(Data entries)
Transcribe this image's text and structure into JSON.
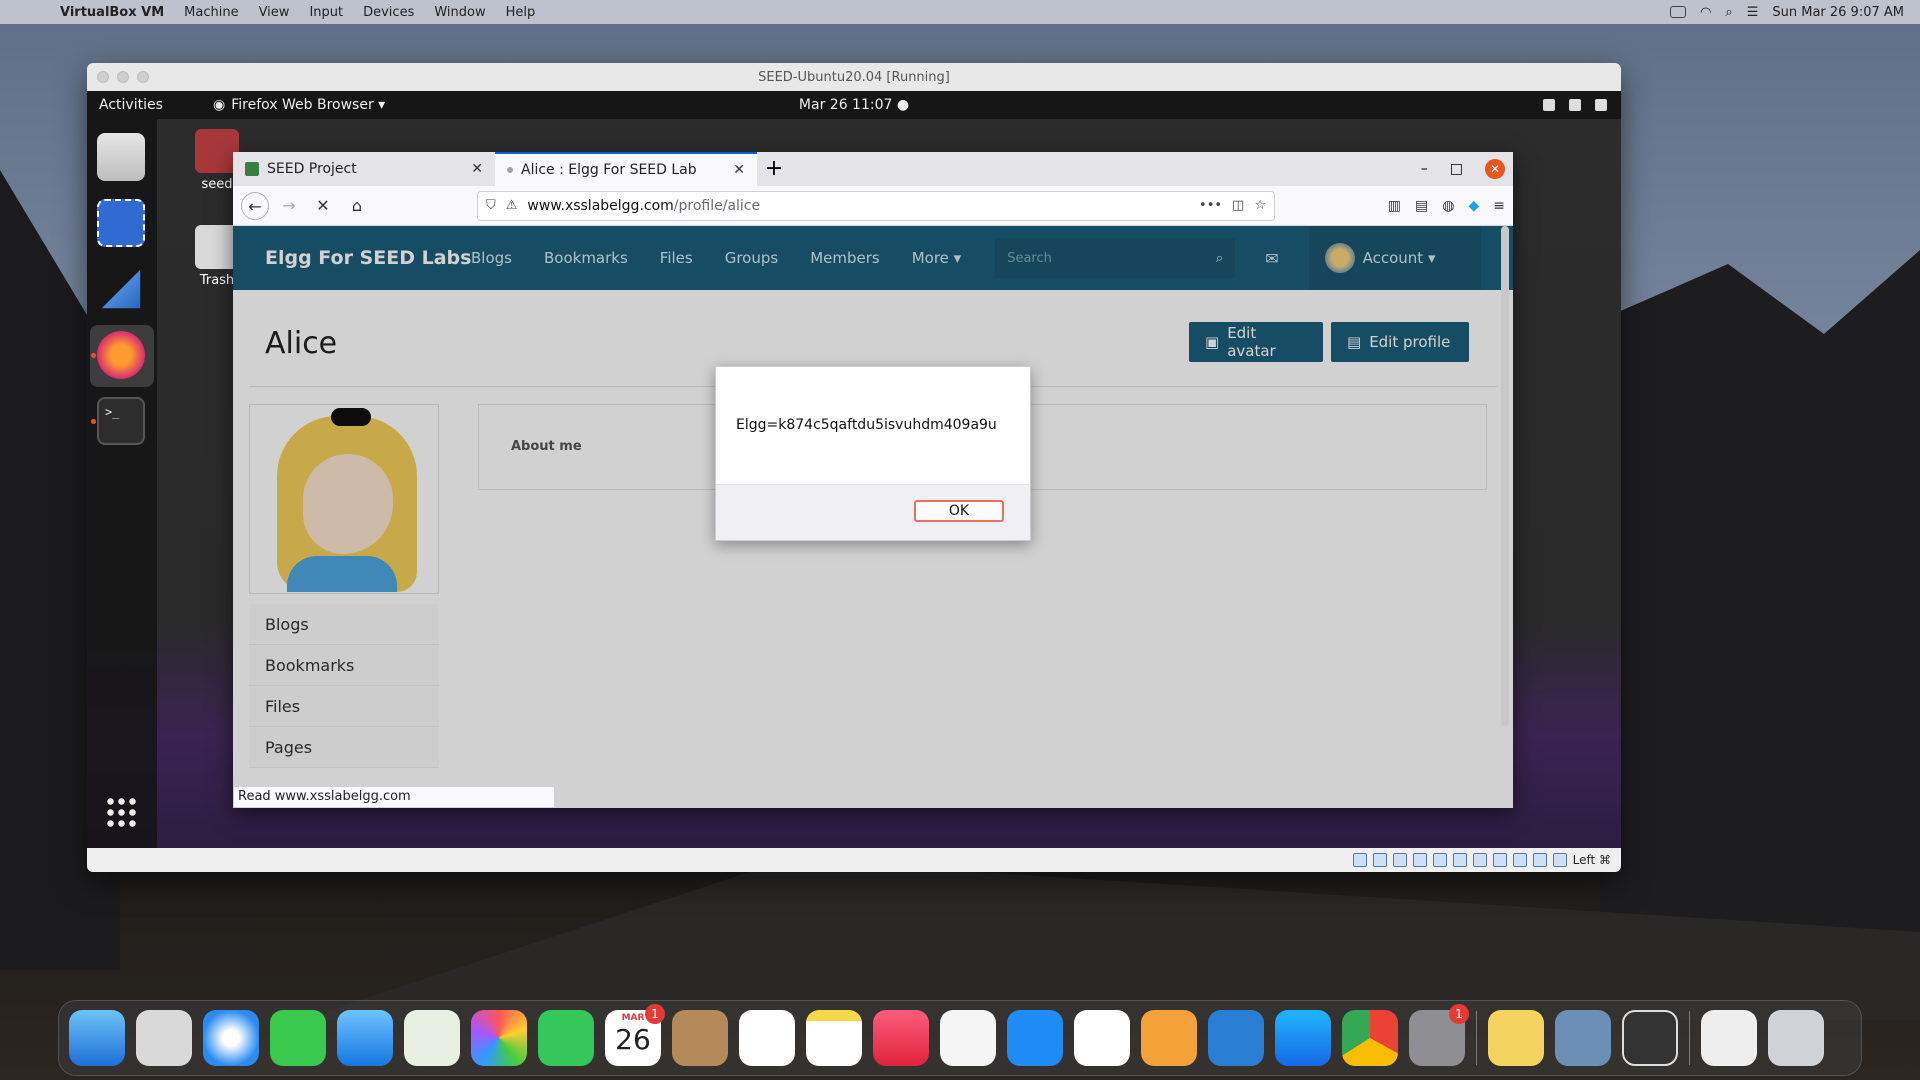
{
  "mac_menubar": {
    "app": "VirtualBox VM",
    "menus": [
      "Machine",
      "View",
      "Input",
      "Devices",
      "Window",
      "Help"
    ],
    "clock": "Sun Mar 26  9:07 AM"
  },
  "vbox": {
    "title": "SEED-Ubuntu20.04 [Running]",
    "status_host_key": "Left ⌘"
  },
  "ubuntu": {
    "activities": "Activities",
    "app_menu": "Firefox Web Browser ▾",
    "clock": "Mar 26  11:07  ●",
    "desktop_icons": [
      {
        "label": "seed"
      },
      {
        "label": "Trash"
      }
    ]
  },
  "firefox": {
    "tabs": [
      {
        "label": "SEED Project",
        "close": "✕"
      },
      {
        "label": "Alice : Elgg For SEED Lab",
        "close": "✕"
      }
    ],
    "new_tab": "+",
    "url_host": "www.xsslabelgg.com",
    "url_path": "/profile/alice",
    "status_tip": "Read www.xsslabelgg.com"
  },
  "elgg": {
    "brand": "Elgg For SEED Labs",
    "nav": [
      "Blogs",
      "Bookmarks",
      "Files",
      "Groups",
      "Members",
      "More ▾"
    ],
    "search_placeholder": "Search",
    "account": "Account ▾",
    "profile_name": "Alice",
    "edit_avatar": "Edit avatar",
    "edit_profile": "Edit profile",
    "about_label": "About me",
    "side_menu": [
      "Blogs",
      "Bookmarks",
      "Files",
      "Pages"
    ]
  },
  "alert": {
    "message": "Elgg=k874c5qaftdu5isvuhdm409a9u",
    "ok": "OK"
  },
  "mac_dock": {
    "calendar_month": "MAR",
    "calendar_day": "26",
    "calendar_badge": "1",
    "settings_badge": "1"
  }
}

* * *

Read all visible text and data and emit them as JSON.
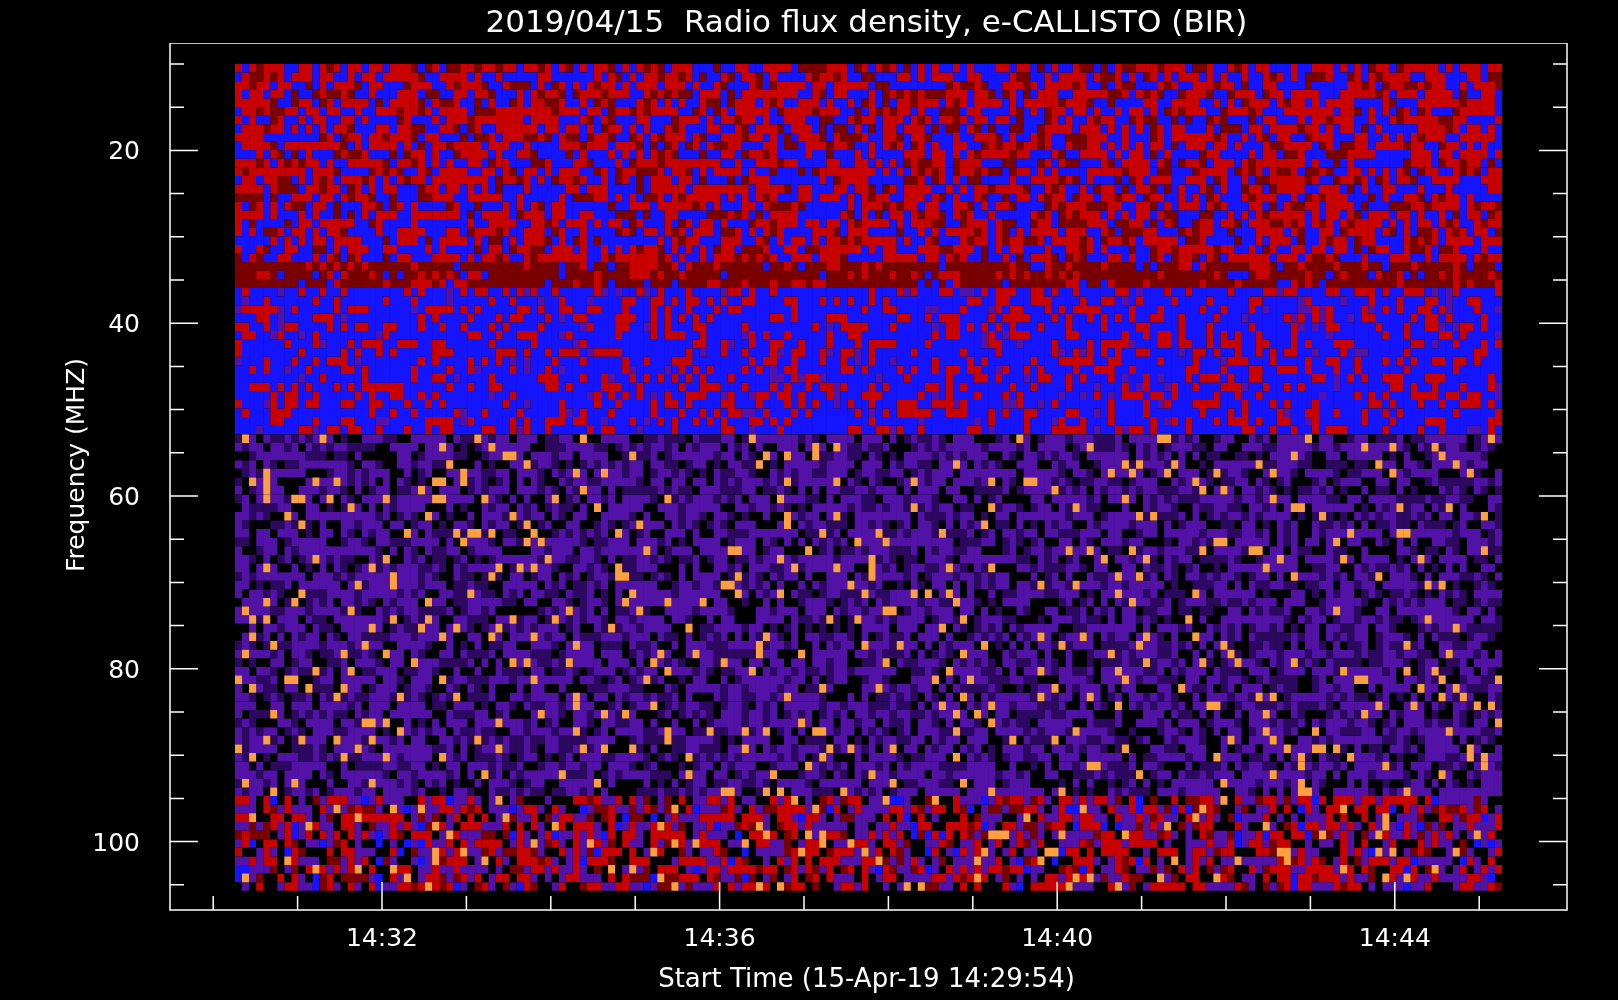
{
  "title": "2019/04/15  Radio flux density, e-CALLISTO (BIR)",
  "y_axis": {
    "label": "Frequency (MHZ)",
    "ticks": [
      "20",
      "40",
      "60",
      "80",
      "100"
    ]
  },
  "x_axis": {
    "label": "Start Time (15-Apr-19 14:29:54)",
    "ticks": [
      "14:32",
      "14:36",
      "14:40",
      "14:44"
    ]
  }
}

...

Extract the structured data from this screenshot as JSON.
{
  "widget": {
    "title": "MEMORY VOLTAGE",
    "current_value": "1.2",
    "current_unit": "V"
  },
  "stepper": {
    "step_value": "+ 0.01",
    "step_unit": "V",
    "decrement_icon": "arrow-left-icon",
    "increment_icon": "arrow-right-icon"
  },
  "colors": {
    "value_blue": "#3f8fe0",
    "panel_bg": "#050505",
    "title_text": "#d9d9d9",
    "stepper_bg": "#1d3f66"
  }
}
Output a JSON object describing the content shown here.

**Exercise requirements**
Only the lines from the one containing "Extract the structured" through the one containing "Output a JSON" are to be reproduced, exactly as they appear.

**Reply to the task**
Extract the structured data from this screenshot as JSON.
{
  "widget": {
    "title": "MEMORY VOLTAGE",
    "current_value": "1.2",
    "current_unit": "V"
  },
  "stepper": {
    "step_value": "+ 0.01",
    "step_unit": "V",
    "decrement_icon": "arrow-left-icon",
    "increment_icon": "arrow-right-icon"
  },
  "colors": {
    "value_blue": "#3f8fe0",
    "panel_bg": "#050505",
    "title_text": "#d9d9d9",
    "stepper_bg": "#1d3f66"
  }
}
Output a JSON object describing the content shown here.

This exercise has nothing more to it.